Work to complete: Print the whole listing exactly.

Material for this exercise:
(begin)

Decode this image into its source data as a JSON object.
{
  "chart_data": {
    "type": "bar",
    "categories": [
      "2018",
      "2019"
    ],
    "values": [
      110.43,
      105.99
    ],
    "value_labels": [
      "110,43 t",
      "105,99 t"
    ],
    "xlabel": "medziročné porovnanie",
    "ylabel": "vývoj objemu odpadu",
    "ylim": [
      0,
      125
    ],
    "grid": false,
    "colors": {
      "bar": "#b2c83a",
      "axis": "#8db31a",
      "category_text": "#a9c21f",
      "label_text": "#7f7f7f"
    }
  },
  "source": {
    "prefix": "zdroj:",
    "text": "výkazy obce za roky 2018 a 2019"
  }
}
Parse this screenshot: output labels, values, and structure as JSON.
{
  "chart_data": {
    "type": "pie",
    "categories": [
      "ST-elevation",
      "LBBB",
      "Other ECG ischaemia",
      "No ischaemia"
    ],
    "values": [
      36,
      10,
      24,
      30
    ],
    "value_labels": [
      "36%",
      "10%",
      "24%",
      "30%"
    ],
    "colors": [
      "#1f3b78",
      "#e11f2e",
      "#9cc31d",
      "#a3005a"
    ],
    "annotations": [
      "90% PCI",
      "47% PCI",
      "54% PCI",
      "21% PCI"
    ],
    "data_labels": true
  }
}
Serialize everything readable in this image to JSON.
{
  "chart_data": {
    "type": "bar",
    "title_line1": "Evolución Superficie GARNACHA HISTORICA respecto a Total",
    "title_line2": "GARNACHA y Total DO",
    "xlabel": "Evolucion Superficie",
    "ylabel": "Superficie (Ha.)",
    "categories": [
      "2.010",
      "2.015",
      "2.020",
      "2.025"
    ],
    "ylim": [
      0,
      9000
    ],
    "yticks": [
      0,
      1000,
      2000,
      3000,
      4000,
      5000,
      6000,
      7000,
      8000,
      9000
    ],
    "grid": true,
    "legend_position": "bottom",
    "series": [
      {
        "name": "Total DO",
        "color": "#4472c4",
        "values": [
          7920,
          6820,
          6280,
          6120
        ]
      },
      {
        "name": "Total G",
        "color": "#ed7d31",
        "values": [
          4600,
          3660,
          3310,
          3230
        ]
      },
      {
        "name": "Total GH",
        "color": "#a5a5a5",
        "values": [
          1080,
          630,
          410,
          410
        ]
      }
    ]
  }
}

(end)

Written answer:
Decode this image into its source data as a JSON object.
{
  "chart_data": {
    "type": "bar",
    "categories": [
      "2018",
      "2019"
    ],
    "values": [
      110.43,
      105.99
    ],
    "value_labels": [
      "110,43 t",
      "105,99 t"
    ],
    "xlabel": "medziročné porovnanie",
    "ylabel": "vývoj objemu odpadu",
    "ylim": [
      0,
      125
    ],
    "grid": false,
    "colors": {
      "bar": "#b2c83a",
      "axis": "#8db31a",
      "category_text": "#a9c21f",
      "label_text": "#7f7f7f"
    }
  },
  "source": {
    "prefix": "zdroj:",
    "text": "výkazy obce za roky 2018 a 2019"
  }
}
Parse this screenshot: output labels, values, and structure as JSON.
{
  "chart_data": {
    "type": "pie",
    "categories": [
      "ST-elevation",
      "LBBB",
      "Other ECG ischaemia",
      "No ischaemia"
    ],
    "values": [
      36,
      10,
      24,
      30
    ],
    "value_labels": [
      "36%",
      "10%",
      "24%",
      "30%"
    ],
    "colors": [
      "#1f3b78",
      "#e11f2e",
      "#9cc31d",
      "#a3005a"
    ],
    "annotations": [
      "90% PCI",
      "47% PCI",
      "54% PCI",
      "21% PCI"
    ],
    "data_labels": true
  }
}
Serialize everything readable in this image to JSON.
{
  "chart_data": {
    "type": "bar",
    "title_line1": "Evolución Superficie GARNACHA HISTORICA respecto a Total",
    "title_line2": "GARNACHA y Total DO",
    "xlabel": "Evolucion Superficie",
    "ylabel": "Superficie (Ha.)",
    "categories": [
      "2.010",
      "2.015",
      "2.020",
      "2.025"
    ],
    "ylim": [
      0,
      9000
    ],
    "yticks": [
      0,
      1000,
      2000,
      3000,
      4000,
      5000,
      6000,
      7000,
      8000,
      9000
    ],
    "grid": true,
    "legend_position": "bottom",
    "series": [
      {
        "name": "Total DO",
        "color": "#4472c4",
        "values": [
          7920,
          6820,
          6280,
          6120
        ]
      },
      {
        "name": "Total G",
        "color": "#ed7d31",
        "values": [
          4600,
          3660,
          3310,
          3230
        ]
      },
      {
        "name": "Total GH",
        "color": "#a5a5a5",
        "values": [
          1080,
          630,
          410,
          410
        ]
      }
    ]
  }
}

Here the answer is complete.